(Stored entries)
- - - - - - -
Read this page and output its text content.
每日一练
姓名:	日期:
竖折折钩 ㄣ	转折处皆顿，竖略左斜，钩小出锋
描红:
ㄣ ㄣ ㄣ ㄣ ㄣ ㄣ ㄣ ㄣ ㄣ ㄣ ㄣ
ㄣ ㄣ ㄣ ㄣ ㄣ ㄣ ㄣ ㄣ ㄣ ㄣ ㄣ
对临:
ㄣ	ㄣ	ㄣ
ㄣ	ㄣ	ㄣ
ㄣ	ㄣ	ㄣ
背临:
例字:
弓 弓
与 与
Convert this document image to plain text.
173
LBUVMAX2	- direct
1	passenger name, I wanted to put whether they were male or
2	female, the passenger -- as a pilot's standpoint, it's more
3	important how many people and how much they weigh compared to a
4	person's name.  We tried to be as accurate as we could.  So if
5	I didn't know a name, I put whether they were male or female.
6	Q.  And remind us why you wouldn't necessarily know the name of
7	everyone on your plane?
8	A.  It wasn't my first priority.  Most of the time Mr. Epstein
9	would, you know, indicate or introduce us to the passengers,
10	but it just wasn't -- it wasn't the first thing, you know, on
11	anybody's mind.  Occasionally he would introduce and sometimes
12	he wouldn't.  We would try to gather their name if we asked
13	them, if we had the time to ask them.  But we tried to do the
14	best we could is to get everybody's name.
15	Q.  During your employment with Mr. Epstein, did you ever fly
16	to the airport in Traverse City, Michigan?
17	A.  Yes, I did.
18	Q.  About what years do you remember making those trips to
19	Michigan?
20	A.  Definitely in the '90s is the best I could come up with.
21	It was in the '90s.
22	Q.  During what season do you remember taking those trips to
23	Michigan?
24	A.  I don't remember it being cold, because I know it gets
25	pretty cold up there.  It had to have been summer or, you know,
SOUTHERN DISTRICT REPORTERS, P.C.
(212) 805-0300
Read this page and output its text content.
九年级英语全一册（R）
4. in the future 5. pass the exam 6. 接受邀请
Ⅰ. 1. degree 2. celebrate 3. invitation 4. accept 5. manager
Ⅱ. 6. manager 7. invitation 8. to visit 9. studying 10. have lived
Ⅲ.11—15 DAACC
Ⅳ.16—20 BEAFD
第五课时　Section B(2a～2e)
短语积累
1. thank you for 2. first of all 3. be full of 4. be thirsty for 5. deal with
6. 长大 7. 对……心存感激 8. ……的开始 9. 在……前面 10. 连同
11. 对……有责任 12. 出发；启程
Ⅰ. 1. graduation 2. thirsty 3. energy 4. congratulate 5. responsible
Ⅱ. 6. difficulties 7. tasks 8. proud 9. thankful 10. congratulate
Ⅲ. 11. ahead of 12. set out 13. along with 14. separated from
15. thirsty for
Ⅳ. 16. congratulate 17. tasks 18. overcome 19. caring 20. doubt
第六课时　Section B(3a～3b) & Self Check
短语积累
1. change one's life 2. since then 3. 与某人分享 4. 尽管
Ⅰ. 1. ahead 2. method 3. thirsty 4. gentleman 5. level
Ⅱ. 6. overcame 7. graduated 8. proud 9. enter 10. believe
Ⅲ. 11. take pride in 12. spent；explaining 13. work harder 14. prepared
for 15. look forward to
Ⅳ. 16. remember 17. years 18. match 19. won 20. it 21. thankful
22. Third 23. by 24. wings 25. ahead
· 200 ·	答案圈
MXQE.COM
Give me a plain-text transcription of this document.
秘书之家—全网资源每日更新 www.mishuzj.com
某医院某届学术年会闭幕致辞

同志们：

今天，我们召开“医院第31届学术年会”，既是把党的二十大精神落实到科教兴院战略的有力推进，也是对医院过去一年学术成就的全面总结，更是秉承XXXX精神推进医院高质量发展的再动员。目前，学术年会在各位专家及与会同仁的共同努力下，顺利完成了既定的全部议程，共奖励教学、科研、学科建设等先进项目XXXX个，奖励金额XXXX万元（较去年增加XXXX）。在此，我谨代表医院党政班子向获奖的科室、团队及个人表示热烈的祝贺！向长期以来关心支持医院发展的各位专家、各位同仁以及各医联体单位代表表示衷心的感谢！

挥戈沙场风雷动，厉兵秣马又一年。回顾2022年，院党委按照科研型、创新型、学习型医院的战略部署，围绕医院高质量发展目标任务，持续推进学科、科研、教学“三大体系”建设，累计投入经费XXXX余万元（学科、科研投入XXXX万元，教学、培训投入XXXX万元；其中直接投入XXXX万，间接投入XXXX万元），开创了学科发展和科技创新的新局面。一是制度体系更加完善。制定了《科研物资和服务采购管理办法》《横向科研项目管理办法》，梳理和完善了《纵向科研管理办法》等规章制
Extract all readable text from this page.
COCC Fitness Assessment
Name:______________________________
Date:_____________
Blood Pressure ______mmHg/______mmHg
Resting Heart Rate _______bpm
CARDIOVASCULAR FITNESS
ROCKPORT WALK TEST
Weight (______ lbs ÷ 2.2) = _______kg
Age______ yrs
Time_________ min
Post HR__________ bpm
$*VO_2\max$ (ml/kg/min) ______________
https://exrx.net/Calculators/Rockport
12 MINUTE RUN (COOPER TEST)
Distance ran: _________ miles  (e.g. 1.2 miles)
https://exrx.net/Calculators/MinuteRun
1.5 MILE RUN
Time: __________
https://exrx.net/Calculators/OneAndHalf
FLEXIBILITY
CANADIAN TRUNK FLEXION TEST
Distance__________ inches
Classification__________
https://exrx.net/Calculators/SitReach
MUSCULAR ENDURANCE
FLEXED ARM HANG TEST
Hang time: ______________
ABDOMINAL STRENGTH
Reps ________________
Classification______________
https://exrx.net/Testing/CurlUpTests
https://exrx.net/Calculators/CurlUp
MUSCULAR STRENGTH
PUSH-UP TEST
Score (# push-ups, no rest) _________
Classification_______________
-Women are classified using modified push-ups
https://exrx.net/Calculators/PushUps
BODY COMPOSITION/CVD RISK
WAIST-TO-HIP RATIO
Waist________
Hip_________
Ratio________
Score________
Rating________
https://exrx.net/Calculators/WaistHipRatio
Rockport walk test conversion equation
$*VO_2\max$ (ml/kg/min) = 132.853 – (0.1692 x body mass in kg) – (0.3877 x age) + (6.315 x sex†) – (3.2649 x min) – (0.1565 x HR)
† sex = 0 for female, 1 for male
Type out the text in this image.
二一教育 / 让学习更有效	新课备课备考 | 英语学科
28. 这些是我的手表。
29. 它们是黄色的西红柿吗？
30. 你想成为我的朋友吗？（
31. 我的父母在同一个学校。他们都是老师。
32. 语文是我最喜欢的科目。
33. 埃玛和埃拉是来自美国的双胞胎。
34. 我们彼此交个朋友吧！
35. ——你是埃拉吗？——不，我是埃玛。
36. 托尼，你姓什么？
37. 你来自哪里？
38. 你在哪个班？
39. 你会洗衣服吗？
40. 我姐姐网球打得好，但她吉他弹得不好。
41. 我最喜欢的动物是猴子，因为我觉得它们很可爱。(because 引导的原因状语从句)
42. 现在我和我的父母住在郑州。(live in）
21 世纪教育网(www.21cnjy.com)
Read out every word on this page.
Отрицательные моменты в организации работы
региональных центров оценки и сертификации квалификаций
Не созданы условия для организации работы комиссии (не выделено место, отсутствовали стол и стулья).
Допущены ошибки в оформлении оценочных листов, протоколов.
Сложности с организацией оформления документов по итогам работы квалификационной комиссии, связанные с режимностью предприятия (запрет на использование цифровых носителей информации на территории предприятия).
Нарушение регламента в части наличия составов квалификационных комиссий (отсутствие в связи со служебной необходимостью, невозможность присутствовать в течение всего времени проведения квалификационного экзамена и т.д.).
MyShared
- - - - - - -
• WHAT THE TASK ASKS
Copy out the whole listing exactly as written.

• RESPONSE BELOW
Read this page and output its text content.
每日一练
姓名:	日期:
竖折折钩 ㄣ	转折处皆顿，竖略左斜，钩小出锋
描红:
ㄣ ㄣ ㄣ ㄣ ㄣ ㄣ ㄣ ㄣ ㄣ ㄣ ㄣ
ㄣ ㄣ ㄣ ㄣ ㄣ ㄣ ㄣ ㄣ ㄣ ㄣ ㄣ
对临:
ㄣ	ㄣ	ㄣ
ㄣ	ㄣ	ㄣ
ㄣ	ㄣ	ㄣ
背临:
例字:
弓 弓
与 与
Convert this document image to plain text.
173
LBUVMAX2	- direct
1	passenger name, I wanted to put whether they were male or
2	female, the passenger -- as a pilot's standpoint, it's more
3	important how many people and how much they weigh compared to a
4	person's name.  We tried to be as accurate as we could.  So if
5	I didn't know a name, I put whether they were male or female.
6	Q.  And remind us why you wouldn't necessarily know the name of
7	everyone on your plane?
8	A.  It wasn't my first priority.  Most of the time Mr. Epstein
9	would, you know, indicate or introduce us to the passengers,
10	but it just wasn't -- it wasn't the first thing, you know, on
11	anybody's mind.  Occasionally he would introduce and sometimes
12	he wouldn't.  We would try to gather their name if we asked
13	them, if we had the time to ask them.  But we tried to do the
14	best we could is to get everybody's name.
15	Q.  During your employment with Mr. Epstein, did you ever fly
16	to the airport in Traverse City, Michigan?
17	A.  Yes, I did.
18	Q.  About what years do you remember making those trips to
19	Michigan?
20	A.  Definitely in the '90s is the best I could come up with.
21	It was in the '90s.
22	Q.  During what season do you remember taking those trips to
23	Michigan?
24	A.  I don't remember it being cold, because I know it gets
25	pretty cold up there.  It had to have been summer or, you know,
SOUTHERN DISTRICT REPORTERS, P.C.
(212) 805-0300
Read this page and output its text content.
九年级英语全一册（R）
4. in the future 5. pass the exam 6. 接受邀请
Ⅰ. 1. degree 2. celebrate 3. invitation 4. accept 5. manager
Ⅱ. 6. manager 7. invitation 8. to visit 9. studying 10. have lived
Ⅲ.11—15 DAACC
Ⅳ.16—20 BEAFD
第五课时　Section B(2a～2e)
短语积累
1. thank you for 2. first of all 3. be full of 4. be thirsty for 5. deal with
6. 长大 7. 对……心存感激 8. ……的开始 9. 在……前面 10. 连同
11. 对……有责任 12. 出发；启程
Ⅰ. 1. graduation 2. thirsty 3. energy 4. congratulate 5. responsible
Ⅱ. 6. difficulties 7. tasks 8. proud 9. thankful 10. congratulate
Ⅲ. 11. ahead of 12. set out 13. along with 14. separated from
15. thirsty for
Ⅳ. 16. congratulate 17. tasks 18. overcome 19. caring 20. doubt
第六课时　Section B(3a～3b) & Self Check
短语积累
1. change one's life 2. since then 3. 与某人分享 4. 尽管
Ⅰ. 1. ahead 2. method 3. thirsty 4. gentleman 5. level
Ⅱ. 6. overcame 7. graduated 8. proud 9. enter 10. believe
Ⅲ. 11. take pride in 12. spent；explaining 13. work harder 14. prepared
for 15. look forward to
Ⅳ. 16. remember 17. years 18. match 19. won 20. it 21. thankful
22. Third 23. by 24. wings 25. ahead
· 200 ·	答案圈
MXQE.COM
Give me a plain-text transcription of this document.
秘书之家—全网资源每日更新 www.mishuzj.com
某医院某届学术年会闭幕致辞

同志们：

今天，我们召开“医院第31届学术年会”，既是把党的二十大精神落实到科教兴院战略的有力推进，也是对医院过去一年学术成就的全面总结，更是秉承XXXX精神推进医院高质量发展的再动员。目前，学术年会在各位专家及与会同仁的共同努力下，顺利完成了既定的全部议程，共奖励教学、科研、学科建设等先进项目XXXX个，奖励金额XXXX万元（较去年增加XXXX）。在此，我谨代表医院党政班子向获奖的科室、团队及个人表示热烈的祝贺！向长期以来关心支持医院发展的各位专家、各位同仁以及各医联体单位代表表示衷心的感谢！

挥戈沙场风雷动，厉兵秣马又一年。回顾2022年，院党委按照科研型、创新型、学习型医院的战略部署，围绕医院高质量发展目标任务，持续推进学科、科研、教学“三大体系”建设，累计投入经费XXXX余万元（学科、科研投入XXXX万元，教学、培训投入XXXX万元；其中直接投入XXXX万，间接投入XXXX万元），开创了学科发展和科技创新的新局面。一是制度体系更加完善。制定了《科研物资和服务采购管理办法》《横向科研项目管理办法》，梳理和完善了《纵向科研管理办法》等规章制
Extract all readable text from this page.
COCC Fitness Assessment
Name:______________________________
Date:_____________
Blood Pressure ______mmHg/______mmHg
Resting Heart Rate _______bpm
CARDIOVASCULAR FITNESS
ROCKPORT WALK TEST
Weight (______ lbs ÷ 2.2) = _______kg
Age______ yrs
Time_________ min
Post HR__________ bpm
$*VO_2\max$ (ml/kg/min) ______________
https://exrx.net/Calculators/Rockport
12 MINUTE RUN (COOPER TEST)
Distance ran: _________ miles  (e.g. 1.2 miles)
https://exrx.net/Calculators/MinuteRun
1.5 MILE RUN
Time: __________
https://exrx.net/Calculators/OneAndHalf
FLEXIBILITY
CANADIAN TRUNK FLEXION TEST
Distance__________ inches
Classification__________
https://exrx.net/Calculators/SitReach
MUSCULAR ENDURANCE
FLEXED ARM HANG TEST
Hang time: ______________
ABDOMINAL STRENGTH
Reps ________________
Classification______________
https://exrx.net/Testing/CurlUpTests
https://exrx.net/Calculators/CurlUp
MUSCULAR STRENGTH
PUSH-UP TEST
Score (# push-ups, no rest) _________
Classification_______________
-Women are classified using modified push-ups
https://exrx.net/Calculators/PushUps
BODY COMPOSITION/CVD RISK
WAIST-TO-HIP RATIO
Waist________
Hip_________
Ratio________
Score________
Rating________
https://exrx.net/Calculators/WaistHipRatio
Rockport walk test conversion equation
$*VO_2\max$ (ml/kg/min) = 132.853 – (0.1692 x body mass in kg) – (0.3877 x age) + (6.315 x sex†) – (3.2649 x min) – (0.1565 x HR)
† sex = 0 for female, 1 for male
Type out the text in this image.
二一教育 / 让学习更有效	新课备课备考 | 英语学科
28. 这些是我的手表。
29. 它们是黄色的西红柿吗？
30. 你想成为我的朋友吗？（
31. 我的父母在同一个学校。他们都是老师。
32. 语文是我最喜欢的科目。
33. 埃玛和埃拉是来自美国的双胞胎。
34. 我们彼此交个朋友吧！
35. ——你是埃拉吗？——不，我是埃玛。
36. 托尼，你姓什么？
37. 你来自哪里？
38. 你在哪个班？
39. 你会洗衣服吗？
40. 我姐姐网球打得好，但她吉他弹得不好。
41. 我最喜欢的动物是猴子，因为我觉得它们很可爱。(because 引导的原因状语从句)
42. 现在我和我的父母住在郑州。(live in）
21 世纪教育网(www.21cnjy.com)
Read out every word on this page.
Отрицательные моменты в организации работы
региональных центров оценки и сертификации квалификаций
Не созданы условия для организации работы комиссии (не выделено место, отсутствовали стол и стулья).
Допущены ошибки в оформлении оценочных листов, протоколов.
Сложности с организацией оформления документов по итогам работы квалификационной комиссии, связанные с режимностью предприятия (запрет на использование цифровых носителей информации на территории предприятия).
Нарушение регламента в части наличия составов квалификационных комиссий (отсутствие в связи со служебной необходимостью, невозможность присутствовать в течение всего времени проведения квалификационного экзамена и т.д.).
MyShared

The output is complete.